■ **Exercise**:
Copy out all of the data exactly as it appears.

■ **Records for this task**:
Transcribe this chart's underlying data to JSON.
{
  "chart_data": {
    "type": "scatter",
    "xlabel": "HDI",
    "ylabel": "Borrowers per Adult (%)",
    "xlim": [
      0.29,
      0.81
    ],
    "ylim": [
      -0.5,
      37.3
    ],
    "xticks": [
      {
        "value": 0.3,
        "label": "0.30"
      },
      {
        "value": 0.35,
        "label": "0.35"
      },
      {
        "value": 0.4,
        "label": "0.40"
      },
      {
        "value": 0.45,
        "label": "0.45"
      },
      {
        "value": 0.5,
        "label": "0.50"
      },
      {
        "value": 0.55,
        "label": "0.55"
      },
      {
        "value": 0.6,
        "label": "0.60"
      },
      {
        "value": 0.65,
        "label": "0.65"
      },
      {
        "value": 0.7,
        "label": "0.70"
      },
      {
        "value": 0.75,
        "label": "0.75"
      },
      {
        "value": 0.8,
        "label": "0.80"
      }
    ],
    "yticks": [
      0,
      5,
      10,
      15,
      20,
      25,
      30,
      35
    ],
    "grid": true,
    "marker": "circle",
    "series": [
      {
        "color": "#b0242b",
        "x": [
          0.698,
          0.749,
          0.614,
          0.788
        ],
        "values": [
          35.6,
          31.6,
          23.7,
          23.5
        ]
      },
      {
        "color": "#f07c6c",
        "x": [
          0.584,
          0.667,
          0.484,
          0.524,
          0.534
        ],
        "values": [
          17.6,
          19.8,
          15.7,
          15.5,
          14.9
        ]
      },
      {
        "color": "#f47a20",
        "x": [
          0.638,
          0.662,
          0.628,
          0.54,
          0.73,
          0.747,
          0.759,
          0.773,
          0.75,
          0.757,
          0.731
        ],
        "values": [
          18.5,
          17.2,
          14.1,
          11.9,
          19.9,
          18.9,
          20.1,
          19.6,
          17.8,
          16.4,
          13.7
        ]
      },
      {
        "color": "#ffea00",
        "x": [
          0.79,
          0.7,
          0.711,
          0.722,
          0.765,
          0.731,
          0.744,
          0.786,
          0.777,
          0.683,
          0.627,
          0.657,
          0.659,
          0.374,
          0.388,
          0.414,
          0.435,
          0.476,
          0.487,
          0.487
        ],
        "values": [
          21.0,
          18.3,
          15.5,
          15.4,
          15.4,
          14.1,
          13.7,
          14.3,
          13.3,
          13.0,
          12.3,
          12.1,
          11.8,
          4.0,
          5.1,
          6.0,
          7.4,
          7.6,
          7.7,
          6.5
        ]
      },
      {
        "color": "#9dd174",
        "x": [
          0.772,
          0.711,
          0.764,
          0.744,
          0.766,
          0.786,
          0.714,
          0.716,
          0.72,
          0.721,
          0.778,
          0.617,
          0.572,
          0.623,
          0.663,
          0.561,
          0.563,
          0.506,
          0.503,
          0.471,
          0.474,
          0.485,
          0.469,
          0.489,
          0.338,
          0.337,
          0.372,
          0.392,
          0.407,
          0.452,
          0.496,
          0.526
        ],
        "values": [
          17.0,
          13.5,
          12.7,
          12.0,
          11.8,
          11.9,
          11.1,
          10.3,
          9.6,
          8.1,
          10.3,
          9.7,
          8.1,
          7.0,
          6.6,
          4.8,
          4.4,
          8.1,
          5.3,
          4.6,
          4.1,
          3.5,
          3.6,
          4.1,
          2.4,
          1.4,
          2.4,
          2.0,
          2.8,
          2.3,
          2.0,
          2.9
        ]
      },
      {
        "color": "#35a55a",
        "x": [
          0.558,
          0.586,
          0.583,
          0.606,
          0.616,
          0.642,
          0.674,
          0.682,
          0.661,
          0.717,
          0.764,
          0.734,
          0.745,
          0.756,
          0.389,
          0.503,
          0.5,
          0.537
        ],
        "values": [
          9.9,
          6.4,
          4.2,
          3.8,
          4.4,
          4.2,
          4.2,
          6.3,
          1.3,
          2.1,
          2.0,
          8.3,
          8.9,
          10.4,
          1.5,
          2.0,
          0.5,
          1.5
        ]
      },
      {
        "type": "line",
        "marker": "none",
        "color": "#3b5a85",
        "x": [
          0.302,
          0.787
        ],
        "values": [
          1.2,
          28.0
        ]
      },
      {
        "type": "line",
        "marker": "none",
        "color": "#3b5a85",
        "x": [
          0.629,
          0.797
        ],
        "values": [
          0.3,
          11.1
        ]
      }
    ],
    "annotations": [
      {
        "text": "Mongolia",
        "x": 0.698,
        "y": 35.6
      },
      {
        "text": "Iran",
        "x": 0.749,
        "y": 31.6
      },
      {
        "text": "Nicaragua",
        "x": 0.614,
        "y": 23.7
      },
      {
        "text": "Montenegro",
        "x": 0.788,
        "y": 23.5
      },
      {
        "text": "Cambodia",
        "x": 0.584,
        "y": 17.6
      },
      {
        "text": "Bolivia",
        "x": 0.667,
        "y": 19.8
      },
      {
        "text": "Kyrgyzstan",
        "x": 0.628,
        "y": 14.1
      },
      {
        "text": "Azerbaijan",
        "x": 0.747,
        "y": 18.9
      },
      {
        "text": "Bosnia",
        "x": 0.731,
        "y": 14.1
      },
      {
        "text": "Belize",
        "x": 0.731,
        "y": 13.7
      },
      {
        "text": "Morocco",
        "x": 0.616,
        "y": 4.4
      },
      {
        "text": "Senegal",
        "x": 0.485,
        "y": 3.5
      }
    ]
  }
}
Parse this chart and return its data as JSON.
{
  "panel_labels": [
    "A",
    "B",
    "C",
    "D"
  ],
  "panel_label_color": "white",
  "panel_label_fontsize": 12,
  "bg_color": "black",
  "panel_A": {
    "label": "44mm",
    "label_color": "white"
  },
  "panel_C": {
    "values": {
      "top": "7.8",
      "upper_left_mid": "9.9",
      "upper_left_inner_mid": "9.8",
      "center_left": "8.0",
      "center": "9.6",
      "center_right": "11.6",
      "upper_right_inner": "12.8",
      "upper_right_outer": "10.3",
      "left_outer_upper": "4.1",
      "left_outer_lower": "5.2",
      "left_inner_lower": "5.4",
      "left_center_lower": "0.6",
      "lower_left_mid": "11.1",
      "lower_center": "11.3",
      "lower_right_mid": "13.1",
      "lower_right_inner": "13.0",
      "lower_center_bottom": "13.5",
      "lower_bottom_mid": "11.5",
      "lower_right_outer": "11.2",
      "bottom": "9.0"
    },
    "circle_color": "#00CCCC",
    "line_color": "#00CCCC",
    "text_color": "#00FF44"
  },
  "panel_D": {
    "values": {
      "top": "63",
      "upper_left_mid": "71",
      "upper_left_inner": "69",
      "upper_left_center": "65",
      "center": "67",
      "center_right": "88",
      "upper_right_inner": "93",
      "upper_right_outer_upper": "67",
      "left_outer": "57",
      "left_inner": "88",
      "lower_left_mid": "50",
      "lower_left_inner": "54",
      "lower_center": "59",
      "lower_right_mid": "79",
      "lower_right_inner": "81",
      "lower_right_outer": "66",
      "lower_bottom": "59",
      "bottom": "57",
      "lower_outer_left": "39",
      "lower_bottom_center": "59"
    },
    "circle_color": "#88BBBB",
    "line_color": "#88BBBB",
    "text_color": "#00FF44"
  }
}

■ **Correct answer**:
Transcribe this chart's underlying data to JSON.
{
  "chart_data": {
    "type": "scatter",
    "xlabel": "HDI",
    "ylabel": "Borrowers per Adult (%)",
    "xlim": [
      0.29,
      0.81
    ],
    "ylim": [
      -0.5,
      37.3
    ],
    "xticks": [
      {
        "value": 0.3,
        "label": "0.30"
      },
      {
        "value": 0.35,
        "label": "0.35"
      },
      {
        "value": 0.4,
        "label": "0.40"
      },
      {
        "value": 0.45,
        "label": "0.45"
      },
      {
        "value": 0.5,
        "label": "0.50"
      },
      {
        "value": 0.55,
        "label": "0.55"
      },
      {
        "value": 0.6,
        "label": "0.60"
      },
      {
        "value": 0.65,
        "label": "0.65"
      },
      {
        "value": 0.7,
        "label": "0.70"
      },
      {
        "value": 0.75,
        "label": "0.75"
      },
      {
        "value": 0.8,
        "label": "0.80"
      }
    ],
    "yticks": [
      0,
      5,
      10,
      15,
      20,
      25,
      30,
      35
    ],
    "grid": true,
    "marker": "circle",
    "series": [
      {
        "color": "#b0242b",
        "x": [
          0.698,
          0.749,
          0.614,
          0.788
        ],
        "values": [
          35.6,
          31.6,
          23.7,
          23.5
        ]
      },
      {
        "color": "#f07c6c",
        "x": [
          0.584,
          0.667,
          0.484,
          0.524,
          0.534
        ],
        "values": [
          17.6,
          19.8,
          15.7,
          15.5,
          14.9
        ]
      },
      {
        "color": "#f47a20",
        "x": [
          0.638,
          0.662,
          0.628,
          0.54,
          0.73,
          0.747,
          0.759,
          0.773,
          0.75,
          0.757,
          0.731
        ],
        "values": [
          18.5,
          17.2,
          14.1,
          11.9,
          19.9,
          18.9,
          20.1,
          19.6,
          17.8,
          16.4,
          13.7
        ]
      },
      {
        "color": "#ffea00",
        "x": [
          0.79,
          0.7,
          0.711,
          0.722,
          0.765,
          0.731,
          0.744,
          0.786,
          0.777,
          0.683,
          0.627,
          0.657,
          0.659,
          0.374,
          0.388,
          0.414,
          0.435,
          0.476,
          0.487,
          0.487
        ],
        "values": [
          21.0,
          18.3,
          15.5,
          15.4,
          15.4,
          14.1,
          13.7,
          14.3,
          13.3,
          13.0,
          12.3,
          12.1,
          11.8,
          4.0,
          5.1,
          6.0,
          7.4,
          7.6,
          7.7,
          6.5
        ]
      },
      {
        "color": "#9dd174",
        "x": [
          0.772,
          0.711,
          0.764,
          0.744,
          0.766,
          0.786,
          0.714,
          0.716,
          0.72,
          0.721,
          0.778,
          0.617,
          0.572,
          0.623,
          0.663,
          0.561,
          0.563,
          0.506,
          0.503,
          0.471,
          0.474,
          0.485,
          0.469,
          0.489,
          0.338,
          0.337,
          0.372,
          0.392,
          0.407,
          0.452,
          0.496,
          0.526
        ],
        "values": [
          17.0,
          13.5,
          12.7,
          12.0,
          11.8,
          11.9,
          11.1,
          10.3,
          9.6,
          8.1,
          10.3,
          9.7,
          8.1,
          7.0,
          6.6,
          4.8,
          4.4,
          8.1,
          5.3,
          4.6,
          4.1,
          3.5,
          3.6,
          4.1,
          2.4,
          1.4,
          2.4,
          2.0,
          2.8,
          2.3,
          2.0,
          2.9
        ]
      },
      {
        "color": "#35a55a",
        "x": [
          0.558,
          0.586,
          0.583,
          0.606,
          0.616,
          0.642,
          0.674,
          0.682,
          0.661,
          0.717,
          0.764,
          0.734,
          0.745,
          0.756,
          0.389,
          0.503,
          0.5,
          0.537
        ],
        "values": [
          9.9,
          6.4,
          4.2,
          3.8,
          4.4,
          4.2,
          4.2,
          6.3,
          1.3,
          2.1,
          2.0,
          8.3,
          8.9,
          10.4,
          1.5,
          2.0,
          0.5,
          1.5
        ]
      },
      {
        "type": "line",
        "marker": "none",
        "color": "#3b5a85",
        "x": [
          0.302,
          0.787
        ],
        "values": [
          1.2,
          28.0
        ]
      },
      {
        "type": "line",
        "marker": "none",
        "color": "#3b5a85",
        "x": [
          0.629,
          0.797
        ],
        "values": [
          0.3,
          11.1
        ]
      }
    ],
    "annotations": [
      {
        "text": "Mongolia",
        "x": 0.698,
        "y": 35.6
      },
      {
        "text": "Iran",
        "x": 0.749,
        "y": 31.6
      },
      {
        "text": "Nicaragua",
        "x": 0.614,
        "y": 23.7
      },
      {
        "text": "Montenegro",
        "x": 0.788,
        "y": 23.5
      },
      {
        "text": "Cambodia",
        "x": 0.584,
        "y": 17.6
      },
      {
        "text": "Bolivia",
        "x": 0.667,
        "y": 19.8
      },
      {
        "text": "Kyrgyzstan",
        "x": 0.628,
        "y": 14.1
      },
      {
        "text": "Azerbaijan",
        "x": 0.747,
        "y": 18.9
      },
      {
        "text": "Bosnia",
        "x": 0.731,
        "y": 14.1
      },
      {
        "text": "Belize",
        "x": 0.731,
        "y": 13.7
      },
      {
        "text": "Morocco",
        "x": 0.616,
        "y": 4.4
      },
      {
        "text": "Senegal",
        "x": 0.485,
        "y": 3.5
      }
    ]
  }
}
Parse this chart and return its data as JSON.
{
  "panel_labels": [
    "A",
    "B",
    "C",
    "D"
  ],
  "panel_label_color": "white",
  "panel_label_fontsize": 12,
  "bg_color": "black",
  "panel_A": {
    "label": "44mm",
    "label_color": "white"
  },
  "panel_C": {
    "values": {
      "top": "7.8",
      "upper_left_mid": "9.9",
      "upper_left_inner_mid": "9.8",
      "center_left": "8.0",
      "center": "9.6",
      "center_right": "11.6",
      "upper_right_inner": "12.8",
      "upper_right_outer": "10.3",
      "left_outer_upper": "4.1",
      "left_outer_lower": "5.2",
      "left_inner_lower": "5.4",
      "left_center_lower": "0.6",
      "lower_left_mid": "11.1",
      "lower_center": "11.3",
      "lower_right_mid": "13.1",
      "lower_right_inner": "13.0",
      "lower_center_bottom": "13.5",
      "lower_bottom_mid": "11.5",
      "lower_right_outer": "11.2",
      "bottom": "9.0"
    },
    "circle_color": "#00CCCC",
    "line_color": "#00CCCC",
    "text_color": "#00FF44"
  },
  "panel_D": {
    "values": {
      "top": "63",
      "upper_left_mid": "71",
      "upper_left_inner": "69",
      "upper_left_center": "65",
      "center": "67",
      "center_right": "88",
      "upper_right_inner": "93",
      "upper_right_outer_upper": "67",
      "left_outer": "57",
      "left_inner": "88",
      "lower_left_mid": "50",
      "lower_left_inner": "54",
      "lower_center": "59",
      "lower_right_mid": "79",
      "lower_right_inner": "81",
      "lower_right_outer": "66",
      "lower_bottom": "59",
      "bottom": "57",
      "lower_outer_left": "39",
      "lower_bottom_center": "59"
    },
    "circle_color": "#88BBBB",
    "line_color": "#88BBBB",
    "text_color": "#00FF44"
  }
}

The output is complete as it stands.